EXERCISE REQUIREMENTS: Lines containing the word "городского" are the ones to copy from the records below.

INPUT FOR THIS TASK:

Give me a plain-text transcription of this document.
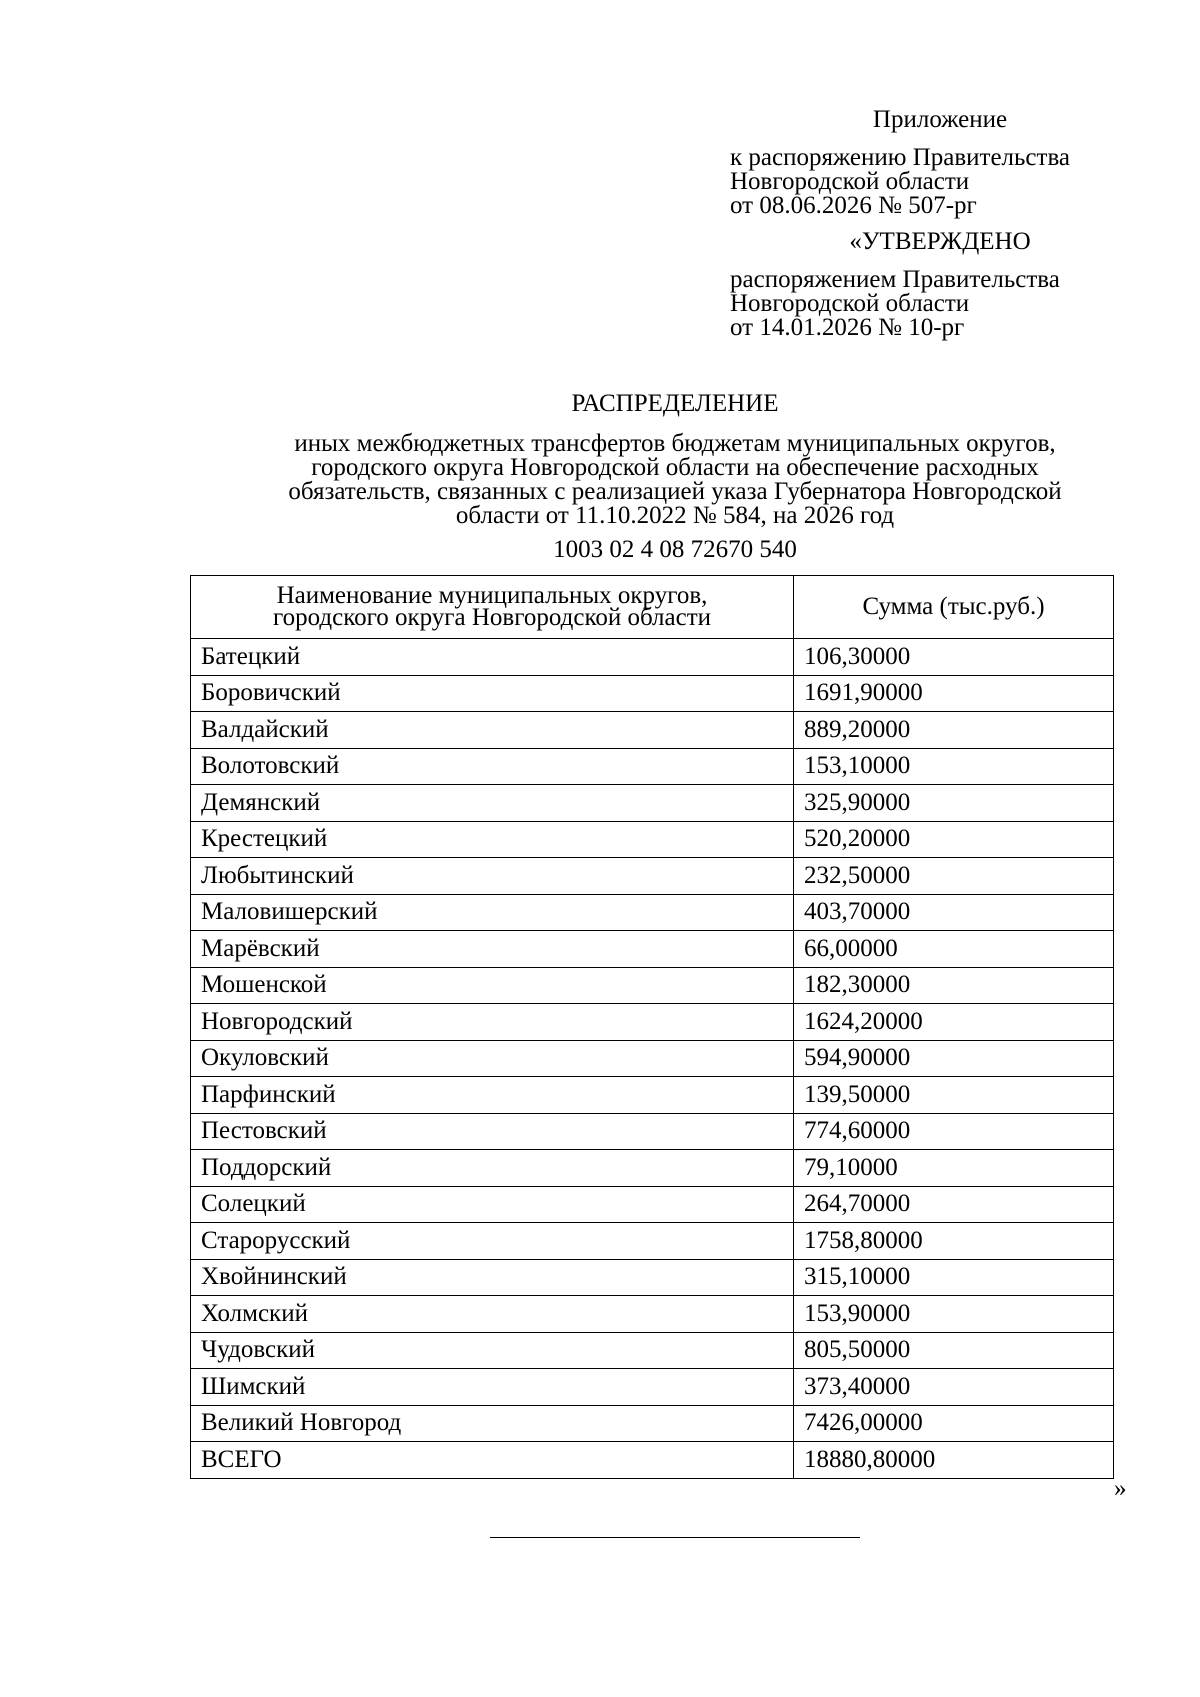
Приложение
к распоряжению Правительства
Новгородской области
от 08.06.2026 № 507-рг
«УТВЕРЖДЕНО
распоряжением Правительства
Новгородской области
от 14.01.2026 № 10-рг
РАСПРЕДЕЛЕНИЕ
иных межбюджетных трансфертов бюджетам муниципальных округов,
городского округа Новгородской области на обеспечение расходных
обязательств, связанных с реализацией указа Губернатора Новгородской
области от 11.10.2022 № 584, на 2026 год
1003 02 4 08 72670 540
Наименование муниципальных округов,
городского округа Новгородской области	Сумма (тыс.руб.)
Батецкий	106,30000
Боровичский	1691,90000
Валдайский	889,20000
Волотовский	153,10000
Демянский	325,90000
Крестецкий	520,20000
Любытинский	232,50000
Маловишерский	403,70000
Марёвский	66,00000
Мошенской	182,30000
Новгородский	1624,20000
Окуловский	594,90000
Парфинский	139,50000
Пестовский	774,60000
Поддорский	79,10000
Солецкий	264,70000
Старорусский	1758,80000
Хвойнинский	315,10000
Холмский	153,90000
Чудовский	805,50000
Шимский	373,40000
Великий Новгород	7426,00000
ВСЕГО	18880,80000
»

WRITTEN REPLY:
городского округа Новгородской области на обеспечение расходных
городского округа Новгородской области	Сумма (тыс.руб.)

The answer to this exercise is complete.